::: Textauszug :::

Um unsere aktuellen gesellschaftlichen Dynamiken zu verstehen, müssen wir uns neben diesen Pardoxien auch mit dem kulturellen Rassismus auseinandersetzen. So steht eine westliche Gesellschaft einer zu fremden Kultur (z. B. Afghanistan) und einer noch akzeptablen (Ukraine) unterschiedlich gegenüber. Die eine wird mehr akzeptiert als die andere. So geht die Autorin ebenfalls auf die Flüchtlingsströme aus der Ukraine ein und wie der Westen diese im Vergleich zu anderen Schutzsuchenden kommuniziert, erklärt und einordnet.


Flucht- und Migrationsursachen bleiben bestehen. Egal, ob politisch, wirtschaftlich oder familiär. Wir müssen mit diesen umgehen und humane Lösungen finden, die den Menschenrechten entsprechend. Gefährlich wird es immer dann, wenn MigrantInnen und Geflüchtete in zwischenstaatlichen Auseinandersetzungen als Druckmittel eingesetzt werden. Menschen werden für politische Zwecke Instrumentalisiert. Und dieses Druckmittel wirkt.


Was vermittelt unsere aktuelle EU-Asylpolitik? Warum haben EuropäerInnen scheinbar vor nichts mehr Angst als vor der Ankunft Schutzsuchender in ihrem Land? Und warum können sich Parteien und Staaten damit gegenseitig unter Druck setzen? Wie kann es sein, dass unsere Demokratie und unsere Werte und Rechtsstaatlichkeit durch die Schutzsuchenden angeblich ins Wanken gebracht wird und wir uns abschotten und abgrenzen möchten? Auf all diese Themen geht die Autorin ein und erklärt anhand von aktuelle Beispielen.

Wir scheinen die Ankunft von Geflüchteten tatsächlich als Aggression zu betrachten, sonst hätten anderen Staaten gar kein Druckmitteln in der Hand. Diese Instrumentalisierung funktioniert nur, wenn wir diese Menschen als Gefahr oder Last erklären. Und das tun wir mit Begriffen wie (Flüchtlings)"Flut" oder (Flüchtlings)"Krise".

::: Datenauszug :::

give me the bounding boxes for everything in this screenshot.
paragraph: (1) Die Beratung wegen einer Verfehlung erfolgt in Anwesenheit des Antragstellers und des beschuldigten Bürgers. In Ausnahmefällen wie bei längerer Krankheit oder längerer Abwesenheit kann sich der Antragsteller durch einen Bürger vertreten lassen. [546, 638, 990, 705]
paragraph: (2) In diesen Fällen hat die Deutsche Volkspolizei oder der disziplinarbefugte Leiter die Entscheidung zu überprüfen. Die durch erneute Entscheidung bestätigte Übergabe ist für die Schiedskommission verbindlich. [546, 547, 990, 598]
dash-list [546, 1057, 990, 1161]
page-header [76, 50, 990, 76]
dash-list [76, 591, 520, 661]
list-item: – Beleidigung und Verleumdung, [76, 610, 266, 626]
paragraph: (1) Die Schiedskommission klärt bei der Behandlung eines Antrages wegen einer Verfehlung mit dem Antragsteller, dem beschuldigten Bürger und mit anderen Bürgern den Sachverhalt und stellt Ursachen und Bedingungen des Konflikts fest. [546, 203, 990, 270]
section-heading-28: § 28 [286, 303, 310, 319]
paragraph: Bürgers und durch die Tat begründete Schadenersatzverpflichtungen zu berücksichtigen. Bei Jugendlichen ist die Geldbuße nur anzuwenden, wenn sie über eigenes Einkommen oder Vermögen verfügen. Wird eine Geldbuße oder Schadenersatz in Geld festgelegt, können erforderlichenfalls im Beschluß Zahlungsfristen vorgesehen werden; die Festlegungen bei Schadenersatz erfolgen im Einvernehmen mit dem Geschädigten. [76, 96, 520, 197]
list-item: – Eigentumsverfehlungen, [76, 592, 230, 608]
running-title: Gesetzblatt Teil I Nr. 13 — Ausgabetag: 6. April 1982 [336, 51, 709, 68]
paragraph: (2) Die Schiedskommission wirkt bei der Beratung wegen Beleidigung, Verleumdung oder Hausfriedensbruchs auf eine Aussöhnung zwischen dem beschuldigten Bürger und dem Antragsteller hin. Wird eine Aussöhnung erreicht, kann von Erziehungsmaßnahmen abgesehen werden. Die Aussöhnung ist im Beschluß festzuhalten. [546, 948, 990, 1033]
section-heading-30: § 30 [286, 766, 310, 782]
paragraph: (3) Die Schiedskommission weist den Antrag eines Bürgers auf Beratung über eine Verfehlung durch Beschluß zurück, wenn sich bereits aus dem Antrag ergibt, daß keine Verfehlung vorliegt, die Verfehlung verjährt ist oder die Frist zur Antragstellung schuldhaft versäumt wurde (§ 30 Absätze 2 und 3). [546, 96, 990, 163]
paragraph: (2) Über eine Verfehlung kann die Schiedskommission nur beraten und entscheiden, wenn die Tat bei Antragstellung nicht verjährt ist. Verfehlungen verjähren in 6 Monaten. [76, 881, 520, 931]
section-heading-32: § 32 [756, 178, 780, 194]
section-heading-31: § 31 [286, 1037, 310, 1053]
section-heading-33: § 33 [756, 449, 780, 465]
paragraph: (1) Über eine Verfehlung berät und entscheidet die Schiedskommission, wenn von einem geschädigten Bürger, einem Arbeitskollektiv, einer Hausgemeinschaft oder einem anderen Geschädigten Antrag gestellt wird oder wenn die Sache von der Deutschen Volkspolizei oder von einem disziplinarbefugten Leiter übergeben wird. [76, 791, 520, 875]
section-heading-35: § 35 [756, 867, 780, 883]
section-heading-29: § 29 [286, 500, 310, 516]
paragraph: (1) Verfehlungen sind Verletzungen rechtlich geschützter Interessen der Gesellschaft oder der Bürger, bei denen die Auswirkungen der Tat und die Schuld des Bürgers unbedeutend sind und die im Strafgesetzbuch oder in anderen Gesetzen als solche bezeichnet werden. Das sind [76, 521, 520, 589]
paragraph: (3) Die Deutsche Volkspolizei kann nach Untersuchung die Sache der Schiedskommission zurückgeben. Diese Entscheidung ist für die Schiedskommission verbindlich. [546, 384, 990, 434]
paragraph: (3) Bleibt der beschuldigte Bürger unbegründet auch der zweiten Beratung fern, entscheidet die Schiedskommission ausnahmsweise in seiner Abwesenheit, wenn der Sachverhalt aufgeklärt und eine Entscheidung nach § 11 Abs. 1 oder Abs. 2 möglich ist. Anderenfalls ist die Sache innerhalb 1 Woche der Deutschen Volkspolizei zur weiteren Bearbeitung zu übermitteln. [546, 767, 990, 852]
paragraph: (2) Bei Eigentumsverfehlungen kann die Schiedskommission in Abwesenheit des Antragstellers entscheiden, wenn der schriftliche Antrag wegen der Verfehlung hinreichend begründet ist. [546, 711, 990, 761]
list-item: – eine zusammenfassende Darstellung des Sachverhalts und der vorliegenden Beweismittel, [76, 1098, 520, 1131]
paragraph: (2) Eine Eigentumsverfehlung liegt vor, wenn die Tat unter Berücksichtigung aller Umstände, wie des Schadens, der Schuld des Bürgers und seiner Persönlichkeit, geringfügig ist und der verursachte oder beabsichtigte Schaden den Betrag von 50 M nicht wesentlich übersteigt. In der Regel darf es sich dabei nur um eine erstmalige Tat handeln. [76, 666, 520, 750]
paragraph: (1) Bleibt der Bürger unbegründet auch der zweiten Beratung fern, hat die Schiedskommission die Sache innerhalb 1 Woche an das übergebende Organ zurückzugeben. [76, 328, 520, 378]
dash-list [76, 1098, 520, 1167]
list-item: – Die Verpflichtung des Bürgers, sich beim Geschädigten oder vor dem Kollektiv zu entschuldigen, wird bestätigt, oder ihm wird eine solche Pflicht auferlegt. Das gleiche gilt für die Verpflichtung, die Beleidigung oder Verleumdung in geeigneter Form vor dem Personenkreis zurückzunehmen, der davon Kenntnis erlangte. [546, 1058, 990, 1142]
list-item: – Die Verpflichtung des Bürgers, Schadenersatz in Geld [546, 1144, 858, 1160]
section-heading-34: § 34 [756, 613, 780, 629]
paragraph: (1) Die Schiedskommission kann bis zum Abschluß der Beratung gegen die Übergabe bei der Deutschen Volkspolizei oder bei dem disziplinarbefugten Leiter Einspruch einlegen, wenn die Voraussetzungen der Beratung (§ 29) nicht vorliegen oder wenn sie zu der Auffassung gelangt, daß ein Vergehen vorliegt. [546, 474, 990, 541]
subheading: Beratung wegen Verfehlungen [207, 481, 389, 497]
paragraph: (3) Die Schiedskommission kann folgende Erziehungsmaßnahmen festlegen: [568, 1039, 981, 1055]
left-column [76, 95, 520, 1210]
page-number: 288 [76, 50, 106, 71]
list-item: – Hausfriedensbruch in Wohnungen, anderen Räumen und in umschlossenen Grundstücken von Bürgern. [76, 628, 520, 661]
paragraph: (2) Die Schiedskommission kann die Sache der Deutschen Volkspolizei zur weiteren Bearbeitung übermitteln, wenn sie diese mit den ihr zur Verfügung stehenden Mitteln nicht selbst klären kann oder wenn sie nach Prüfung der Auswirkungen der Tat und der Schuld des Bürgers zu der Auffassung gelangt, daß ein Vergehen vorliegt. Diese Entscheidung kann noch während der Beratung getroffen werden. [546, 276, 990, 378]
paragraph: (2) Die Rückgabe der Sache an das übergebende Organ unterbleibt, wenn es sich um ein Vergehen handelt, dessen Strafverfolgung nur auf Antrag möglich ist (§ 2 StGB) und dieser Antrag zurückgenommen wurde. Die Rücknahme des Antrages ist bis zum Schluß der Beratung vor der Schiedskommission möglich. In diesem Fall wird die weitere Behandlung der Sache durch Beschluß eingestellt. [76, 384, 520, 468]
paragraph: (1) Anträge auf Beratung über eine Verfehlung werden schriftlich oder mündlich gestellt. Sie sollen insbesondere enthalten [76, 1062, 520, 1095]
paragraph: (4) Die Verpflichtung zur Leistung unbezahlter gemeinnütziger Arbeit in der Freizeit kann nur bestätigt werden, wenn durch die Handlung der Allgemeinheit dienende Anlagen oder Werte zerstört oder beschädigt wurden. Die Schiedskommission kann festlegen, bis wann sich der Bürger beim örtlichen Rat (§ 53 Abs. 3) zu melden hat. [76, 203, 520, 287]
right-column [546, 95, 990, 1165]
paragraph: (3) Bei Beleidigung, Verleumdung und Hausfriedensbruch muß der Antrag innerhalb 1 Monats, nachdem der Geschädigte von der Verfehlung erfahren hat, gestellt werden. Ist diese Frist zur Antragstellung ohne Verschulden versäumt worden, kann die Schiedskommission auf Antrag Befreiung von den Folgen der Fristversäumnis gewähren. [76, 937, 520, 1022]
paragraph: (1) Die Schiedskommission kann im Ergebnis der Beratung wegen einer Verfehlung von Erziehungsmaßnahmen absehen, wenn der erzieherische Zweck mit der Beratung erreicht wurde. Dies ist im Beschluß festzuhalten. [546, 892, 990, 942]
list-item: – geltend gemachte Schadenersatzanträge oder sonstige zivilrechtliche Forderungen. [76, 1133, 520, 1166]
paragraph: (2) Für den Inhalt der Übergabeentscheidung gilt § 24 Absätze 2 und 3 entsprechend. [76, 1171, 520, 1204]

:::

» **Aufgaben**
(1) Können Sie aus dem Textauszug den Abschnitt abschreiben, der mit den Worten „Flucht- und Migrationsursachen“ einsetzt und mit „dieses Druckmittel wirkt.“ schließt?
(2) Wie lautet der Satz „Diese Instrumentalisierung funktioniert nur, wenn wir diese Menschen als Gefahr oder Last erklären.“ aus dem Textauszug auf Englisch?
Die Einträge spielen hierfür keine Rolle.

» **Lösungen**
(1)
Flucht- und Migrationsursachen bleiben bestehen. Egal, ob politisch, wirtschaftlich oder familiär. Wir müssen mit diesen umgehen und humane Lösungen finden, die den Menschenrechten entsprechend. Gefährlich wird es immer dann, wenn MigrantInnen und Geflüchtete in zwischenstaatlichen Auseinandersetzungen als Druckmittel eingesetzt werden. Menschen werden für politische Zwecke Instrumentalisiert. Und dieses Druckmittel wirkt.

(2) This instrumentalization only works if we declare these people a danger or a burden.